# TASK DESCRIPTION:
Write out each line that follows exactly as it stands, without the pictures.

## Start

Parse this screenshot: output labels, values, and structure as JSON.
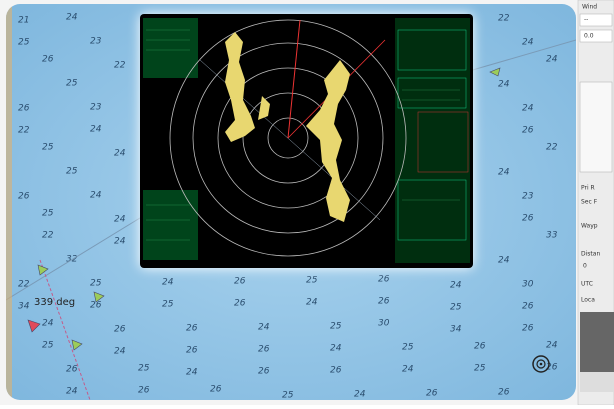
{
  "chart_view": {
    "heading_label": "339 deg",
    "soundings": [
      "21",
      "24",
      "22",
      "25",
      "23",
      "24",
      "26",
      "22",
      "24",
      "25",
      "24",
      "26",
      "23",
      "24",
      "22",
      "24",
      "26",
      "25",
      "24",
      "22",
      "25",
      "24",
      "26",
      "24",
      "23",
      "25",
      "24",
      "26",
      "22",
      "24",
      "33",
      "32",
      "24",
      "22",
      "25",
      "24",
      "26",
      "25",
      "26",
      "24",
      "30",
      "34",
      "26",
      "25",
      "26",
      "24",
      "26",
      "25",
      "26",
      "24",
      "26",
      "26",
      "24",
      "25",
      "30",
      "34",
      "26",
      "25",
      "24",
      "26",
      "26",
      "24",
      "25",
      "26",
      "24",
      "26",
      "25",
      "24",
      "26",
      "26",
      "24",
      "25",
      "26",
      "24",
      "26",
      "26",
      "25",
      "24",
      "26",
      "26"
    ]
  },
  "sidebar": {
    "wind": {
      "label": "Wind",
      "value_1": "--",
      "value_2": "0.0"
    },
    "labels": [
      "Pri R",
      "Sec F",
      "Wayp",
      "Distan",
      "UTC",
      "Loca"
    ],
    "distance_value": "0"
  }
}
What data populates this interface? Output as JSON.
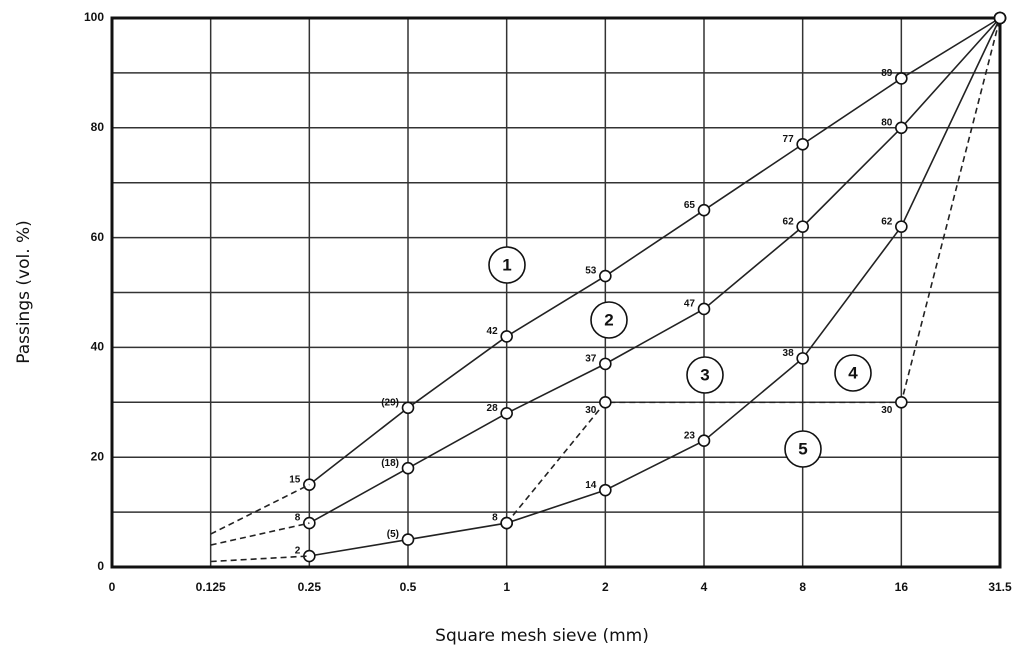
{
  "chart_data": {
    "type": "line",
    "x_label": "Square mesh sieve (mm)",
    "y_label": "Passings (vol. %)",
    "xticks": [
      0,
      0.125,
      0.25,
      0.5,
      1,
      2,
      4,
      8,
      16,
      31.5
    ],
    "ylim": [
      0,
      100
    ],
    "yticks": [
      0,
      20,
      40,
      60,
      80,
      100
    ],
    "ygrid": [
      0,
      10,
      20,
      30,
      40,
      50,
      60,
      70,
      80,
      90,
      100
    ],
    "grid": true,
    "series": [
      {
        "x": [
          0.25,
          0.5,
          1,
          2,
          4,
          8,
          16,
          31.5
        ],
        "values": [
          15,
          29,
          42,
          53,
          65,
          77,
          89,
          100
        ],
        "value_labels": [
          "15",
          "(29)",
          "42",
          "53",
          "65",
          "77",
          "89",
          null
        ],
        "color": "#222",
        "dashed": false,
        "markers": true
      },
      {
        "x": [
          0.25,
          0.5,
          1,
          2,
          4,
          8,
          16,
          31.5
        ],
        "values": [
          8,
          18,
          28,
          37,
          47,
          62,
          80,
          100
        ],
        "value_labels": [
          "8",
          "(18)",
          "28",
          "37",
          "47",
          "62",
          "80",
          null
        ],
        "color": "#222",
        "dashed": false,
        "markers": true
      },
      {
        "x": [
          0.25,
          0.5,
          1,
          2,
          4,
          8,
          16,
          31.5
        ],
        "values": [
          2,
          5,
          8,
          14,
          23,
          38,
          62,
          100
        ],
        "value_labels": [
          "2",
          "(5)",
          "8",
          "14",
          "23",
          "38",
          "62",
          null
        ],
        "color": "#222",
        "dashed": false,
        "markers": true
      },
      {
        "x": [
          1,
          2,
          16,
          31.5
        ],
        "values": [
          8,
          30,
          30,
          100
        ],
        "value_labels": [
          null,
          "30",
          "30",
          null
        ],
        "color": "#222",
        "dashed": true,
        "markers": true
      },
      {
        "x": [
          0.125,
          0.25
        ],
        "values": [
          6,
          15
        ],
        "color": "#222",
        "dashed": true,
        "markers": false
      },
      {
        "x": [
          0.125,
          0.25
        ],
        "values": [
          4,
          8
        ],
        "color": "#222",
        "dashed": true,
        "markers": false
      },
      {
        "x": [
          0.125,
          0.25
        ],
        "values": [
          1,
          2
        ],
        "color": "#222",
        "dashed": true,
        "markers": false
      }
    ],
    "annotations": [
      "1",
      "2",
      "3",
      "4",
      "5"
    ]
  }
}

## End

# ANSWER BELOW:
Parse this screenshot: output labels, values, and structure as JSON.
{
  "chart_view": {
    "heading_label": "339 deg",
    "soundings": [
      "21",
      "24",
      "22",
      "25",
      "23",
      "24",
      "26",
      "22",
      "24",
      "25",
      "24",
      "26",
      "23",
      "24",
      "22",
      "24",
      "26",
      "25",
      "24",
      "22",
      "25",
      "24",
      "26",
      "24",
      "23",
      "25",
      "24",
      "26",
      "22",
      "24",
      "33",
      "32",
      "24",
      "22",
      "25",
      "24",
      "26",
      "25",
      "26",
      "24",
      "30",
      "34",
      "26",
      "25",
      "26",
      "24",
      "26",
      "25",
      "26",
      "24",
      "26",
      "26",
      "24",
      "25",
      "30",
      "34",
      "26",
      "25",
      "24",
      "26",
      "26",
      "24",
      "25",
      "26",
      "24",
      "26",
      "25",
      "24",
      "26",
      "26",
      "24",
      "25",
      "26",
      "24",
      "26",
      "26",
      "25",
      "24",
      "26",
      "26"
    ]
  },
  "sidebar": {
    "wind": {
      "label": "Wind",
      "value_1": "--",
      "value_2": "0.0"
    },
    "labels": [
      "Pri R",
      "Sec F",
      "Wayp",
      "Distan",
      "UTC",
      "Loca"
    ],
    "distance_value": "0"
  }
}
What data populates this interface? Output as JSON.
{
  "chart_data": {
    "type": "line",
    "x_label": "Square mesh sieve (mm)",
    "y_label": "Passings (vol. %)",
    "xticks": [
      0,
      0.125,
      0.25,
      0.5,
      1,
      2,
      4,
      8,
      16,
      31.5
    ],
    "ylim": [
      0,
      100
    ],
    "yticks": [
      0,
      20,
      40,
      60,
      80,
      100
    ],
    "ygrid": [
      0,
      10,
      20,
      30,
      40,
      50,
      60,
      70,
      80,
      90,
      100
    ],
    "grid": true,
    "series": [
      {
        "x": [
          0.25,
          0.5,
          1,
          2,
          4,
          8,
          16,
          31.5
        ],
        "values": [
          15,
          29,
          42,
          53,
          65,
          77,
          89,
          100
        ],
        "value_labels": [
          "15",
          "(29)",
          "42",
          "53",
          "65",
          "77",
          "89",
          null
        ],
        "color": "#222",
        "dashed": false,
        "markers": true
      },
      {
        "x": [
          0.25,
          0.5,
          1,
          2,
          4,
          8,
          16,
          31.5
        ],
        "values": [
          8,
          18,
          28,
          37,
          47,
          62,
          80,
          100
        ],
        "value_labels": [
          "8",
          "(18)",
          "28",
          "37",
          "47",
          "62",
          "80",
          null
        ],
        "color": "#222",
        "dashed": false,
        "markers": true
      },
      {
        "x": [
          0.25,
          0.5,
          1,
          2,
          4,
          8,
          16,
          31.5
        ],
        "values": [
          2,
          5,
          8,
          14,
          23,
          38,
          62,
          100
        ],
        "value_labels": [
          "2",
          "(5)",
          "8",
          "14",
          "23",
          "38",
          "62",
          null
        ],
        "color": "#222",
        "dashed": false,
        "markers": true
      },
      {
        "x": [
          1,
          2,
          16,
          31.5
        ],
        "values": [
          8,
          30,
          30,
          100
        ],
        "value_labels": [
          null,
          "30",
          "30",
          null
        ],
        "color": "#222",
        "dashed": true,
        "markers": true
      },
      {
        "x": [
          0.125,
          0.25
        ],
        "values": [
          6,
          15
        ],
        "color": "#222",
        "dashed": true,
        "markers": false
      },
      {
        "x": [
          0.125,
          0.25
        ],
        "values": [
          4,
          8
        ],
        "color": "#222",
        "dashed": true,
        "markers": false
      },
      {
        "x": [
          0.125,
          0.25
        ],
        "values": [
          1,
          2
        ],
        "color": "#222",
        "dashed": true,
        "markers": false
      }
    ],
    "annotations": [
      "1",
      "2",
      "3",
      "4",
      "5"
    ]
  }
}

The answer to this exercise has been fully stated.